* _Task requirements_
1) Answer the following about the forum thread on pitbull head types:
(a) What does the original poster say distinguishes head #2?
(b) Which type does Celestial88 say the first head resembles?
(c) According to 904bullys, what mattered more than conformation for the game dogs of old?
2) Carry on the forum thread on pitbull head types from the point at which it stops.

* _Text to read_

-- begin --

# Head type



## ssj4 (Apr 23, 2013)

I been confused I always see 2 types of heads on pitbulls and do know wich is the right one any thoughts or any idea of wich is the right one?

HEAD #1









HEAD #2 clearly you can see a shorter muzzle and bigger cheeks


----------



## Celestial88 (Mar 14, 2011)

The first looks more Amstaff-like, the latter looks more American Bully.

APBT head types do vary, but here are some examples

GR CH Gate Crasher AKA Angus









GR CH Haunch









Knowles' CH Buckhide









And plenty more dogs could be listed


----------



## Odin`s_BlueDragon (Mar 11, 2012)

Yeah, Celeste took the words right out of my mouth and added pictures! Lol


----------



## 904bullys (Jan 8, 2012)

Ya with the game dogs of old and those in other countries, head shape and size, and body weight and size vary greatly, as comformation wasnt nearly as important as much as the task the dog performed.


----------



## 904bullys (Jan 8, 2012)

Tudors Black Demon is one of many examples...http://www.apbt.online-pedigrees.com/modules.php?name=Public&file=printPedigree&dog_id=997 and here is also another picture of him.http://www.pitbull-history.com/gallery.php?id=2162


----------



## 904bullys (Jan 8, 2012)

-- end --

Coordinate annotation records
-- begin --

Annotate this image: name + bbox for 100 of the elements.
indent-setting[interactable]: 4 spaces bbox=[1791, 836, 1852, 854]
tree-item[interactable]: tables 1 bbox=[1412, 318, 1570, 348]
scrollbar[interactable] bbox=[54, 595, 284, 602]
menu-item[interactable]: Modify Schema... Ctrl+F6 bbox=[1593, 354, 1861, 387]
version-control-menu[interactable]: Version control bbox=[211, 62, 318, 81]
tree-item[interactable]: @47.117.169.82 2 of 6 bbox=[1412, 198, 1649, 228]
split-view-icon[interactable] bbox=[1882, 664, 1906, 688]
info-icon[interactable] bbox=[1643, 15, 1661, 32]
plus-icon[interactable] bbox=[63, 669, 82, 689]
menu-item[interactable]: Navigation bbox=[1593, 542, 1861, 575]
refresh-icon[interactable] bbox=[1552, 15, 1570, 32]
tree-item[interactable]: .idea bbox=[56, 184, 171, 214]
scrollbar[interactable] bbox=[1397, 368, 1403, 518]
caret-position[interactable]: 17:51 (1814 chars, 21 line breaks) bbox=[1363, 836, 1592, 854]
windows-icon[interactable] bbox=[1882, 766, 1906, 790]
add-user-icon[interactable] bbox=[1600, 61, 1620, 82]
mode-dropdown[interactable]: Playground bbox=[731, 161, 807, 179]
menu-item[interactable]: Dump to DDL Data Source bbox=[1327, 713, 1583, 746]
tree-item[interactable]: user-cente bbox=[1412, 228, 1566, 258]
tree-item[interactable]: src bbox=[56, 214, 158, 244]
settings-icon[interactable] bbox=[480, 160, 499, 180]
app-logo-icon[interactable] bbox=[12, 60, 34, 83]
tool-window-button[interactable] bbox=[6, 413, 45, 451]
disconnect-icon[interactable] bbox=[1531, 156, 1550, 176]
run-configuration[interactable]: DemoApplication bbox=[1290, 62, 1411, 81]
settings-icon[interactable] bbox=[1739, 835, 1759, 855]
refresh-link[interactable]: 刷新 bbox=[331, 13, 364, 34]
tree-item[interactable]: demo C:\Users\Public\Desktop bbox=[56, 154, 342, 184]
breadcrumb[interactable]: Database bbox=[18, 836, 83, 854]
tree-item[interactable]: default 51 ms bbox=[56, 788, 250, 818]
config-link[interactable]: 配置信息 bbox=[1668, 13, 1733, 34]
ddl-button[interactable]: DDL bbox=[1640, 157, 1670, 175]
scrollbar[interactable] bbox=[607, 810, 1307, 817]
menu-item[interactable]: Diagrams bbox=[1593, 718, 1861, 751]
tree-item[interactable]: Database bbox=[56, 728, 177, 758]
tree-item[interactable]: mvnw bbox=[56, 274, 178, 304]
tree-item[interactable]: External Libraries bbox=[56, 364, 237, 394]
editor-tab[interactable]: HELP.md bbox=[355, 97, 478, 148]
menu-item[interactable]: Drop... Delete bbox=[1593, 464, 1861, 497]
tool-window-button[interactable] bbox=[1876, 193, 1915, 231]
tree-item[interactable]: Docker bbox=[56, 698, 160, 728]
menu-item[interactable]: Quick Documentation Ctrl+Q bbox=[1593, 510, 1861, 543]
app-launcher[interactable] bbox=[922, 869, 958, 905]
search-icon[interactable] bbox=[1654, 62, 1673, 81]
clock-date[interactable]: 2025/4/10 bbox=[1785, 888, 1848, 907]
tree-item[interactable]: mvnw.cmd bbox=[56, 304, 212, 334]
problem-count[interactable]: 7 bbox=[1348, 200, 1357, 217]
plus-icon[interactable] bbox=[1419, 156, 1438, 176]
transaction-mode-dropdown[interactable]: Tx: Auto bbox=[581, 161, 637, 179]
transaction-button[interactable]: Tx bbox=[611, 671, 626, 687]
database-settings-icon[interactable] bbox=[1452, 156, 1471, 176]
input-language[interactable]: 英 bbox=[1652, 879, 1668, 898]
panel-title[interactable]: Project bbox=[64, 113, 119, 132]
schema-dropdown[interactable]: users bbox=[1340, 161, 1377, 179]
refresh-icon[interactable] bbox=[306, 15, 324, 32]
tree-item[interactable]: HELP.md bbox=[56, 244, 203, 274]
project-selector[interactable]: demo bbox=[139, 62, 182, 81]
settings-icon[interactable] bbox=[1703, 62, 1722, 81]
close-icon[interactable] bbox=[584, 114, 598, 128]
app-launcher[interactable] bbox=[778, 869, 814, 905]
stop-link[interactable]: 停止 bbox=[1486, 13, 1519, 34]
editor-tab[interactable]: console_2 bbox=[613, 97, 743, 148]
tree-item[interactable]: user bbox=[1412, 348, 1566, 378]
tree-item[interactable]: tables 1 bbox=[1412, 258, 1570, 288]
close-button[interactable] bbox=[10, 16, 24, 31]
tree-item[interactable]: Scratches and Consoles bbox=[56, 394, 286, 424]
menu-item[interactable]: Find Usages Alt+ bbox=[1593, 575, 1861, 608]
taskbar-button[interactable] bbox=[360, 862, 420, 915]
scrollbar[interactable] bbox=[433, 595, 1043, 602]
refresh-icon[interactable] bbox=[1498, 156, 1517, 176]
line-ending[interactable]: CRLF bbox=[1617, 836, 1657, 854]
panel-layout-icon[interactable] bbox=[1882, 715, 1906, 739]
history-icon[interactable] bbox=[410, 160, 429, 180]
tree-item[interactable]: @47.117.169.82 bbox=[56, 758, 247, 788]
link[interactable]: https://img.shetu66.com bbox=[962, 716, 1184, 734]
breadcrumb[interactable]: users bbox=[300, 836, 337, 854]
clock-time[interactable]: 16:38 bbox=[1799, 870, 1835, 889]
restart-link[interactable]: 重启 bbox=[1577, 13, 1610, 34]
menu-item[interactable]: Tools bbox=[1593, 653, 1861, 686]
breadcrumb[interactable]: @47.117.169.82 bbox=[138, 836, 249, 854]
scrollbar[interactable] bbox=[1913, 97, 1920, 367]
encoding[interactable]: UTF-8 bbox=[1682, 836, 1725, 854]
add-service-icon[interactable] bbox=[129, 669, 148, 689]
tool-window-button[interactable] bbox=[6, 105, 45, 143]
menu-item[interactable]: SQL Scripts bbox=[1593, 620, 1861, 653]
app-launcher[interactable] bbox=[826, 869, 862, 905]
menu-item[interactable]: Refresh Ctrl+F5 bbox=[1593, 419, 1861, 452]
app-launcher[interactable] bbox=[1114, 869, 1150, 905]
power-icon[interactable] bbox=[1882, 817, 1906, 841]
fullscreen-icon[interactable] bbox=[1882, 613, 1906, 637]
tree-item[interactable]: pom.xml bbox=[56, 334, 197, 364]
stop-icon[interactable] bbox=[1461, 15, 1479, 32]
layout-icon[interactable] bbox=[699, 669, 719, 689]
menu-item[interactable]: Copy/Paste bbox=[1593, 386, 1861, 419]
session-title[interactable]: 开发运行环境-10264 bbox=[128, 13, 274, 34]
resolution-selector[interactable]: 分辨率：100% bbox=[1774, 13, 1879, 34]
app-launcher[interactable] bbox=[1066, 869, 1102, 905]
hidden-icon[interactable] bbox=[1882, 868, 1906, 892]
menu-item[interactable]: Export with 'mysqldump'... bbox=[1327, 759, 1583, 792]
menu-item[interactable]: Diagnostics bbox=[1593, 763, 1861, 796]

-- end --

* _Written answers_
1)
(a) A shorter muzzle and bigger cheeks.
(b) The first head looks more Amstaff-like.
(c) The task the dog performed.

2)
And here is another dog that looks nothing like the last one I post TOMY KENNELS'TOM


----------



## bahamutt99 (May 14, 2008)

Well, these dogs need to be able to breathe and grip with their teeth, so to that extent head type matters. Muzzle length impacts breathing. Lips/flews too dangly can impede a clean bite. The rest is just conformation points, like the planes of the skull being level and whatnot. Those don't matter to the performance dog. But as a general, the more exaggerated the head features are, the less functional it is going to be. Amateurs are always impressed with head size, love to use the term "headpiece," but the overall dog is what is important. Everything should be in balance.


----------



## surfer (Feb 20, 2013)

and wedge shaped.

but anyone who has looked for gameness in a dog, will tell you none of that matters,
what does matter is that little thing in his chest, called his heart, how much does he have.


----------



## KMdogs (Apr 22, 2011)

surfer said:


> and wedge shaped.
> 
> but anyone who has looked for gameness in a dog, will tell you none of that matters,
> what does matter is that little thing in his chest, called his heart, how much does he have.


Deep chest, wind, ability and proven function...

You can write all the standards you want in the book, many proven Bulldogs out there past and present that do not meet the standard of registry but are ACE... The only standard per function for traditional stock.. AKA the only standard that matters..


----------



## 904bullys (Jan 8, 2012)

As is shown in all the dogs I posted, especially the last one... or how about this one http://dogarchive.kennel-apbt.com/dog-srb/details.php?id=72924 . the American APBT, my friend has moved on to better places


----------



## Celestial88 (Mar 14, 2011)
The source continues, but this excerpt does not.